◆ Written problem ◆
Report the count of lines below in which the string "specific" occurs; include nothing else.

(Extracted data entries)
§ §
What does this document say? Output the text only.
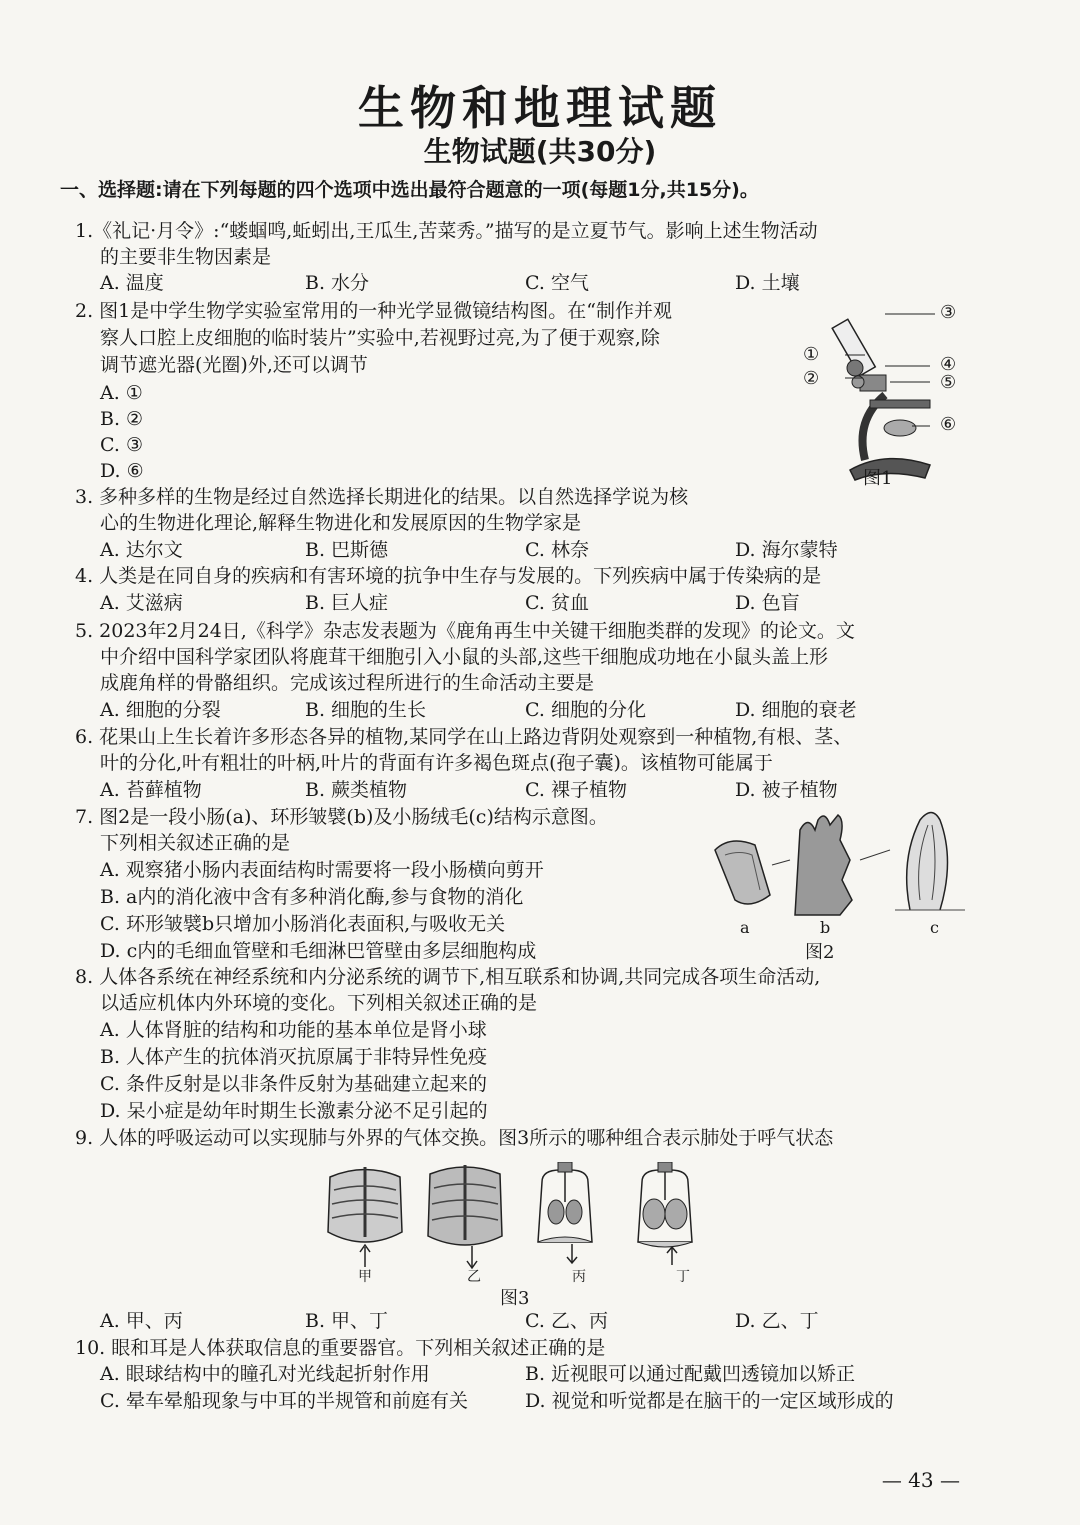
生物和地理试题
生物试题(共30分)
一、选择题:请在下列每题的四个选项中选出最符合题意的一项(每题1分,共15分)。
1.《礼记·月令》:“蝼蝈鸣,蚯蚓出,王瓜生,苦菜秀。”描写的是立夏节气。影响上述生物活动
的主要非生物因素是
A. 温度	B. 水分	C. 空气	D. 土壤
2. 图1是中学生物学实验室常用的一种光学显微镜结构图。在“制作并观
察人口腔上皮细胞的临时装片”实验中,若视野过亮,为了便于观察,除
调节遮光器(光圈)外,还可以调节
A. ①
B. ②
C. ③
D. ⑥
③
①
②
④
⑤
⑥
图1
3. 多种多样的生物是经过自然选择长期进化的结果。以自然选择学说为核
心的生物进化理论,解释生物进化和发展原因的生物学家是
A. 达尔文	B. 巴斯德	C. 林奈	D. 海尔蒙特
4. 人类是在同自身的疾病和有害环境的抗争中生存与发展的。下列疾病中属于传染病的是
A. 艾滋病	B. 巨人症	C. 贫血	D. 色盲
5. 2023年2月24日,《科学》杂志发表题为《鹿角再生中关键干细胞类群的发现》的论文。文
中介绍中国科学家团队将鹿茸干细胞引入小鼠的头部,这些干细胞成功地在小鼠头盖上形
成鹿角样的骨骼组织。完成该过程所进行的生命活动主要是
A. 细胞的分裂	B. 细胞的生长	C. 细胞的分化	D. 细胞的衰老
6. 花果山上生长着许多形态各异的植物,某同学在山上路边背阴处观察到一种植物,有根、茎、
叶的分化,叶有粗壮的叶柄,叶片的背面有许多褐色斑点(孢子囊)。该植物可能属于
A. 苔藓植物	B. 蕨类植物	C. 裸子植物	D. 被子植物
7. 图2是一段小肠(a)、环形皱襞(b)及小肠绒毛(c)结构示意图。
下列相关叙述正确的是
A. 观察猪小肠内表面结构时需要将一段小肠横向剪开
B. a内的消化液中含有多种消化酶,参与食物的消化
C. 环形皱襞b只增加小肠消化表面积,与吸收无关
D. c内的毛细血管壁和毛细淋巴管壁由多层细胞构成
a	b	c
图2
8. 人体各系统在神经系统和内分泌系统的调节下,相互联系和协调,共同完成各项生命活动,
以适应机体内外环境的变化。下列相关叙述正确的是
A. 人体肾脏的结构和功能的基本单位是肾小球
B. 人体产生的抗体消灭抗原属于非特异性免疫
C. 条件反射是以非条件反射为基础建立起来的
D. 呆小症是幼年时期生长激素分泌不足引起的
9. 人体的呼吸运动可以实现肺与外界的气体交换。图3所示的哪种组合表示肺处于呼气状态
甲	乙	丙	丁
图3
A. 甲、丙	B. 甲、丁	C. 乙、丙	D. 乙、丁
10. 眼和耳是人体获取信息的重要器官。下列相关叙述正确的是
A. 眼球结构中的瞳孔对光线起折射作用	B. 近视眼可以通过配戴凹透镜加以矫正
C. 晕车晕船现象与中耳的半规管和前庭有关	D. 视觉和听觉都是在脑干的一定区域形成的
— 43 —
§ §
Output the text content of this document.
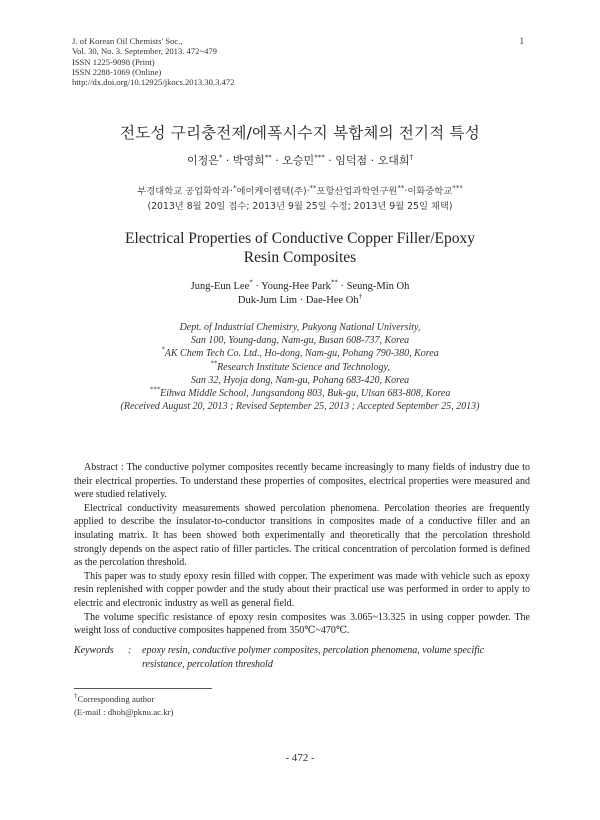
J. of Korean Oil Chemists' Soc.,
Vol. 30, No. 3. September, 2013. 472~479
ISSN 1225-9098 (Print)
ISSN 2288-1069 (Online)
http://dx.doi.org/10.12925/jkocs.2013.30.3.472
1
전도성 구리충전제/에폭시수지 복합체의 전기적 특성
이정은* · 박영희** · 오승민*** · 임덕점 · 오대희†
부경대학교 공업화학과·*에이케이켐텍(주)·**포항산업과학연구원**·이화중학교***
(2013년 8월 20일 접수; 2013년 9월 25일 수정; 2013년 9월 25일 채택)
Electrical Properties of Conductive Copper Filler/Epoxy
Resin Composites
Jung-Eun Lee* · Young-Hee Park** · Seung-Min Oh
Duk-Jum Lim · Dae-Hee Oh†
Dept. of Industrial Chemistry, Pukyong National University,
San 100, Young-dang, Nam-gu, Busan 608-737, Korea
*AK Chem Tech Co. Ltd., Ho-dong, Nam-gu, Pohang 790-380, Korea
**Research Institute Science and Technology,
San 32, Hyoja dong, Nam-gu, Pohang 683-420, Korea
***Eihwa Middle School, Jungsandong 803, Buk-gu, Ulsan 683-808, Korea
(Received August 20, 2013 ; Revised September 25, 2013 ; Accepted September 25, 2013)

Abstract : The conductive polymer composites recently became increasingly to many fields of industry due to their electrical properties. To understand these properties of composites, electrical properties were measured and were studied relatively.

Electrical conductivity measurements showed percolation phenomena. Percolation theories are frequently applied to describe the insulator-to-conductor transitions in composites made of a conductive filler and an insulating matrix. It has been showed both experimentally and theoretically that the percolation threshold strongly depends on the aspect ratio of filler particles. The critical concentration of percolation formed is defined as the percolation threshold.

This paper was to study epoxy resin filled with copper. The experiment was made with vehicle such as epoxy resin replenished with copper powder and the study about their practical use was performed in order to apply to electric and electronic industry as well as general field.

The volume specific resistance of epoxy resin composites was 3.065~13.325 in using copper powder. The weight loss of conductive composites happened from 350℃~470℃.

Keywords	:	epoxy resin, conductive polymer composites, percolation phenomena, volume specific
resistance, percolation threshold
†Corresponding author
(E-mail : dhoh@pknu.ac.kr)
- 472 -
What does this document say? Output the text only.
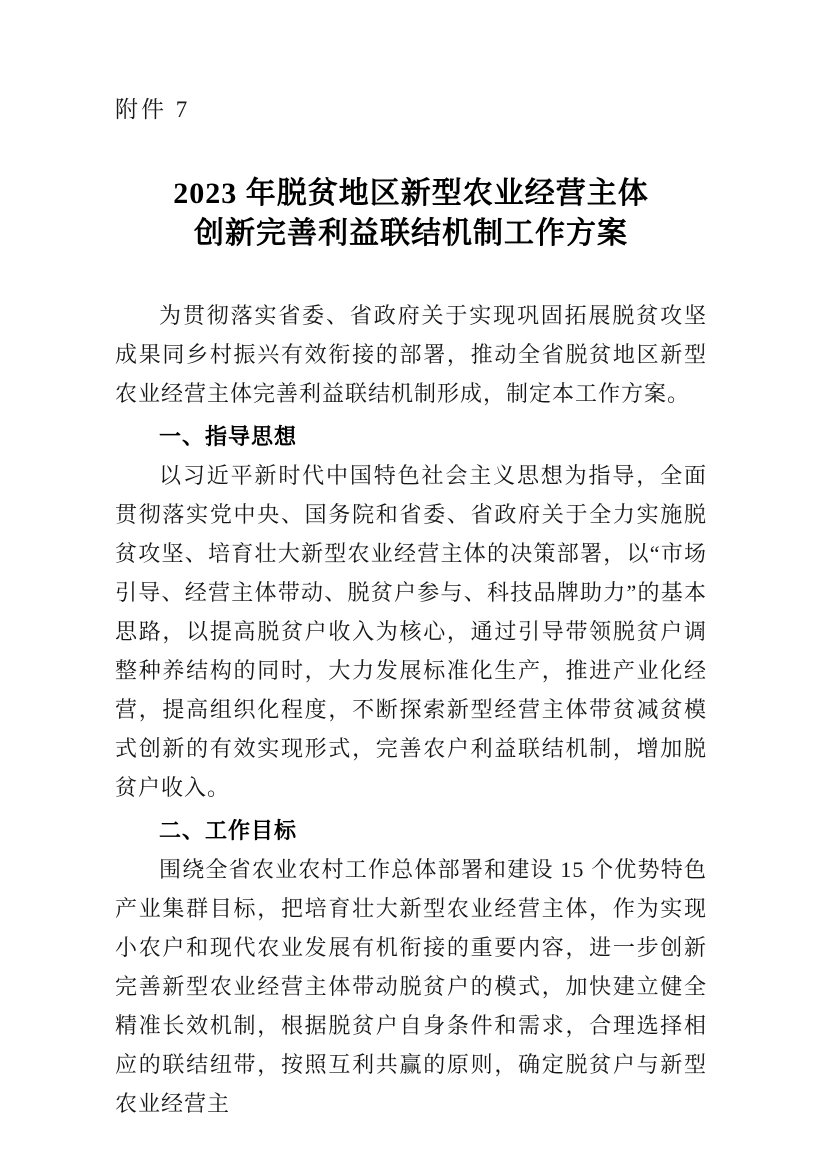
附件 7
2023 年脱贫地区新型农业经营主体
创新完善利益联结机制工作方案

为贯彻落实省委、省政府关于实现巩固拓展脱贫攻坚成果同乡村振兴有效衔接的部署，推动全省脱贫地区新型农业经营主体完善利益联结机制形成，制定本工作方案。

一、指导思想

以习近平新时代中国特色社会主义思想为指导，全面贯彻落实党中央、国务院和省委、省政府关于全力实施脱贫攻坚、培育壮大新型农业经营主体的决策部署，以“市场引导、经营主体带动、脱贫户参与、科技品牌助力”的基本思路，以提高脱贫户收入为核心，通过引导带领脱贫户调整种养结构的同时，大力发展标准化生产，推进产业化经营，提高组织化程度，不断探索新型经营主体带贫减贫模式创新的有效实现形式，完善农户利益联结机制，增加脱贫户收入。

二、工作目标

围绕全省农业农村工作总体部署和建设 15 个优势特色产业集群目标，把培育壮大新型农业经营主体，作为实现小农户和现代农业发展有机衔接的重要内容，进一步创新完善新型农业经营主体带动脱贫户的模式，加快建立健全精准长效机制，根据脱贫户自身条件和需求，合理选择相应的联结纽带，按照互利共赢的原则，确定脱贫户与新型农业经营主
§ §
◆ Written solution ◆
2